Annotated region listings
--- START ---

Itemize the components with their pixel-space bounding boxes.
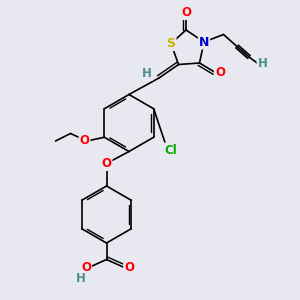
Text: H: H	[142, 67, 152, 80]
Text: N: N	[199, 35, 209, 49]
Text: O: O	[80, 134, 90, 148]
Text: H: H	[76, 272, 86, 286]
Text: O: O	[101, 157, 112, 170]
Text: O: O	[215, 65, 225, 79]
Text: Cl: Cl	[164, 143, 177, 157]
Text: O: O	[181, 6, 191, 19]
Text: H: H	[258, 57, 267, 70]
Text: S: S	[167, 37, 176, 50]
Text: O: O	[124, 261, 134, 274]
Text: O: O	[81, 261, 91, 274]
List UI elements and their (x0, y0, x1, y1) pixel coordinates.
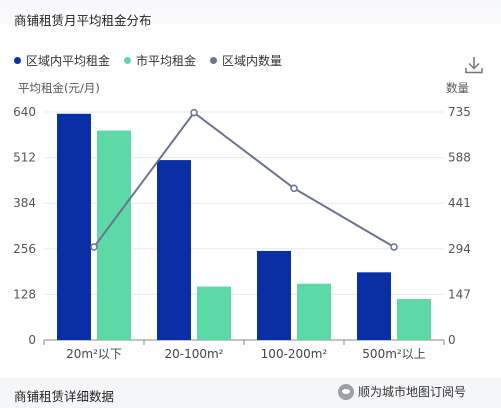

--- END ---

Please reproduce every line of the records above word for word, omitting the pictures.

• **EXERCISE SOLUTION**
Itemize the components with their pixel-space bounding boxes.
Text: H: H	[142, 67, 152, 80]
Text: N: N	[199, 35, 209, 49]
Text: O: O	[80, 134, 90, 148]
Text: H: H	[76, 272, 86, 286]
Text: O: O	[101, 157, 112, 170]
Text: O: O	[215, 65, 225, 79]
Text: Cl: Cl	[164, 143, 177, 157]
Text: O: O	[181, 6, 191, 19]
Text: H: H	[258, 57, 267, 70]
Text: S: S	[167, 37, 176, 50]
Text: O: O	[124, 261, 134, 274]
Text: O: O	[81, 261, 91, 274]
List UI elements and their (x0, y0, x1, y1) pixel coordinates.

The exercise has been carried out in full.